▸ Your instructions
Reply with one number: the count of lines in the listing that contain the string "estos".

▸ Records supplied
+ + + + +

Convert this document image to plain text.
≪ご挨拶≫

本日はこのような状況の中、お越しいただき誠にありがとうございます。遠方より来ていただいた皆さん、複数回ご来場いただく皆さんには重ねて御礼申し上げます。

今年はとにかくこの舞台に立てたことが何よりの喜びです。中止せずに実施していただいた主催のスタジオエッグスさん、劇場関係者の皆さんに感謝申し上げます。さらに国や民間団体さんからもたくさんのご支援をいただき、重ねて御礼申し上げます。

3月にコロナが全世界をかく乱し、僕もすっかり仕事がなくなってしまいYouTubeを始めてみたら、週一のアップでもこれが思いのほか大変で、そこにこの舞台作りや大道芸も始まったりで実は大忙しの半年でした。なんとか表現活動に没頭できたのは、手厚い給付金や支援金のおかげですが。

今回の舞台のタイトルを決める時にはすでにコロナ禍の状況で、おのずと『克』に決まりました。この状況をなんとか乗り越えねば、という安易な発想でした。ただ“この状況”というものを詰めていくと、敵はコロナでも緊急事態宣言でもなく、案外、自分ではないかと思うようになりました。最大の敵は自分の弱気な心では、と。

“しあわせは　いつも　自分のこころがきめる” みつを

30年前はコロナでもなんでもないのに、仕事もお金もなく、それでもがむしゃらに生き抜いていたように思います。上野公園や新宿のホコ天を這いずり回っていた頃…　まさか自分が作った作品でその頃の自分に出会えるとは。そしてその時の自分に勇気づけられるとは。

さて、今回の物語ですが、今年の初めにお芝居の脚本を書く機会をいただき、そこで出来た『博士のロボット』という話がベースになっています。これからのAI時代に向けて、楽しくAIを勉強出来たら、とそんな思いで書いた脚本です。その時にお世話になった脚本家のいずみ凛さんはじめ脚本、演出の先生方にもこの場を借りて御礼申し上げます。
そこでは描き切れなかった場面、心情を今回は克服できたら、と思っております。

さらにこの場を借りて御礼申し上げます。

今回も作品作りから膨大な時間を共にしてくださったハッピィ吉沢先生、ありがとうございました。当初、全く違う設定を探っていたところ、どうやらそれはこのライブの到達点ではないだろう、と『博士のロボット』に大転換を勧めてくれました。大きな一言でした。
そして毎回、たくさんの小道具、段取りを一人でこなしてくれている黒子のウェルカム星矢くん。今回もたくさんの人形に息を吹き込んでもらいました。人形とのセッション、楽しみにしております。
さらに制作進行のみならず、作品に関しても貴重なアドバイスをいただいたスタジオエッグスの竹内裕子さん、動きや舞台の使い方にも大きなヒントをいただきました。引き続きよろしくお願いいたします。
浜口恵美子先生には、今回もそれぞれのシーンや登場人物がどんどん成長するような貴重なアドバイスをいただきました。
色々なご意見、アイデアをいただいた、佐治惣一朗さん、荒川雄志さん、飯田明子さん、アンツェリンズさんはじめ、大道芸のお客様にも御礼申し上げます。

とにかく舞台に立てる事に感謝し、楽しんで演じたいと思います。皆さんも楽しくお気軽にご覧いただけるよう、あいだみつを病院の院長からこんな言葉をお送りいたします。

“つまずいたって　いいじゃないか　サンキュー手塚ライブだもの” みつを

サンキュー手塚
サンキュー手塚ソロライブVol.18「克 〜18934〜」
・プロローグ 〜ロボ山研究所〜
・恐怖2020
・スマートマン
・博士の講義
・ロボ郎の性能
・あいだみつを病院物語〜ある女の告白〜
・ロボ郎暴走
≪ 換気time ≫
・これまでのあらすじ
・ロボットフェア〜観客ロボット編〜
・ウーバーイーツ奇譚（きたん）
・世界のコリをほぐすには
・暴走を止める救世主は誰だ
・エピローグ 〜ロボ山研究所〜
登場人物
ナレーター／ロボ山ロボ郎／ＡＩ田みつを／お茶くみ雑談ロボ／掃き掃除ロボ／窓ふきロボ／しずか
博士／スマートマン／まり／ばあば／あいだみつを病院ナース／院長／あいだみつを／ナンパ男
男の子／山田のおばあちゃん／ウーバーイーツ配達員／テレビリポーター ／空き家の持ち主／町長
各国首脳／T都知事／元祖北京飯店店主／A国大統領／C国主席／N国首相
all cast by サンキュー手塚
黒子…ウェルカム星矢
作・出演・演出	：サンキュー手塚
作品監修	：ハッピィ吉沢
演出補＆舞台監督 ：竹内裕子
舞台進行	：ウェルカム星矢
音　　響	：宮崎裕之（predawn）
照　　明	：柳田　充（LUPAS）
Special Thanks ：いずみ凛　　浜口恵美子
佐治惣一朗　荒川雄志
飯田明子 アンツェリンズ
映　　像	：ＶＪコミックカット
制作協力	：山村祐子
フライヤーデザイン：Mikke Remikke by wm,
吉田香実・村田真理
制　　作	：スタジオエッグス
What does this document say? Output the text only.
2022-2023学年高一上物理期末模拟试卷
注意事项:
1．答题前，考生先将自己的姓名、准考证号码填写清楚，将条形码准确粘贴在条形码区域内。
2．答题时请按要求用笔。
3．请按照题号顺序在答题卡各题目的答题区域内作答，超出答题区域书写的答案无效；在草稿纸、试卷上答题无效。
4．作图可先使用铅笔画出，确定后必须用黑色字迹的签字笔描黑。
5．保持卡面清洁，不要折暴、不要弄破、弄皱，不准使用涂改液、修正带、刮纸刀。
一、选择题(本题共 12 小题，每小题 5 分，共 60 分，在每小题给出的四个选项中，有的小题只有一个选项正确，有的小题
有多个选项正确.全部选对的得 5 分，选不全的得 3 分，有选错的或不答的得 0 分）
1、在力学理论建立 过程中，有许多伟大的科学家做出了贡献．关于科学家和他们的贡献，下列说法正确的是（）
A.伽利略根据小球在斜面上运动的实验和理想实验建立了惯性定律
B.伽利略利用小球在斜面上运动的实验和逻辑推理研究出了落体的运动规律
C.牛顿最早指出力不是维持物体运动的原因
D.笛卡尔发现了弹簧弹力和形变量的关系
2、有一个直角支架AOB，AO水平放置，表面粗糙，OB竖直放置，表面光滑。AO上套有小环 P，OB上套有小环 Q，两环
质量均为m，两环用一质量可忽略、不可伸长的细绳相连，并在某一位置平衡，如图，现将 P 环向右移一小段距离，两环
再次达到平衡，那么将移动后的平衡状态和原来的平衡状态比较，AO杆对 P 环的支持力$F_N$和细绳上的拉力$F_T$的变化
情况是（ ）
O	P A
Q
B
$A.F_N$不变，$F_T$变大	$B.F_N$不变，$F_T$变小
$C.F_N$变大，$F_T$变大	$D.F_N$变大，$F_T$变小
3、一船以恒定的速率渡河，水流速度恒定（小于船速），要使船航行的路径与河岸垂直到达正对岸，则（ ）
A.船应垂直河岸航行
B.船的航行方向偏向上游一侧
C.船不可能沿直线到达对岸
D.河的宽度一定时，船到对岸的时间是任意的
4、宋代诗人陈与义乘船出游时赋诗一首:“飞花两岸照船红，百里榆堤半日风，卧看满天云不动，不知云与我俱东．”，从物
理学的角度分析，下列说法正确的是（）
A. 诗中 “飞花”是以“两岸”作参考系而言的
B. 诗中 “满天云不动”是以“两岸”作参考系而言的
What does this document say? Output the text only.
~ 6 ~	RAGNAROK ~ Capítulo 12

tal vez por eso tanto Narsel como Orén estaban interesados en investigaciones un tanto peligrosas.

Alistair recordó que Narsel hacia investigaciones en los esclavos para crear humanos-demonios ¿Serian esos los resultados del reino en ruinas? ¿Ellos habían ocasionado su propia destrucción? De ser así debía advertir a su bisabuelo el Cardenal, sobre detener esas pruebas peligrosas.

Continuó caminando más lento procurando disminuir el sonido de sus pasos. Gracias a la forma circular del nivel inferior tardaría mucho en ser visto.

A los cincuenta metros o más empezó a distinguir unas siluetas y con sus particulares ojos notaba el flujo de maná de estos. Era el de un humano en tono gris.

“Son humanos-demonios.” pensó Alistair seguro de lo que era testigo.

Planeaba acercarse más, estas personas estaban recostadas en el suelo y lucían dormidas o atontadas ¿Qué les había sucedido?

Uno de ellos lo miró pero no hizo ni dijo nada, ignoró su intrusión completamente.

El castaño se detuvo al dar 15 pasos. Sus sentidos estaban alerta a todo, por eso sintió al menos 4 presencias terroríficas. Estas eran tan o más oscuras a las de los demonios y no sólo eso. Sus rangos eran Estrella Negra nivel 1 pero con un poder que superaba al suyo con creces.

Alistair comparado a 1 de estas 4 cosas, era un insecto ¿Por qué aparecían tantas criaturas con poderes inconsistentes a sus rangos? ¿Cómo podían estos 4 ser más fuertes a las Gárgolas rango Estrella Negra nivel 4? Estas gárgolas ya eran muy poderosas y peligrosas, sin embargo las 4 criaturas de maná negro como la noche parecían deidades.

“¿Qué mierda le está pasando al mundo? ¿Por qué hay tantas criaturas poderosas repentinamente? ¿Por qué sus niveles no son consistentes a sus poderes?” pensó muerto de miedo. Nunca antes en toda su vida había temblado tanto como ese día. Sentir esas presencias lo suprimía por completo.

+ + + + +

▸ Exercise answer
2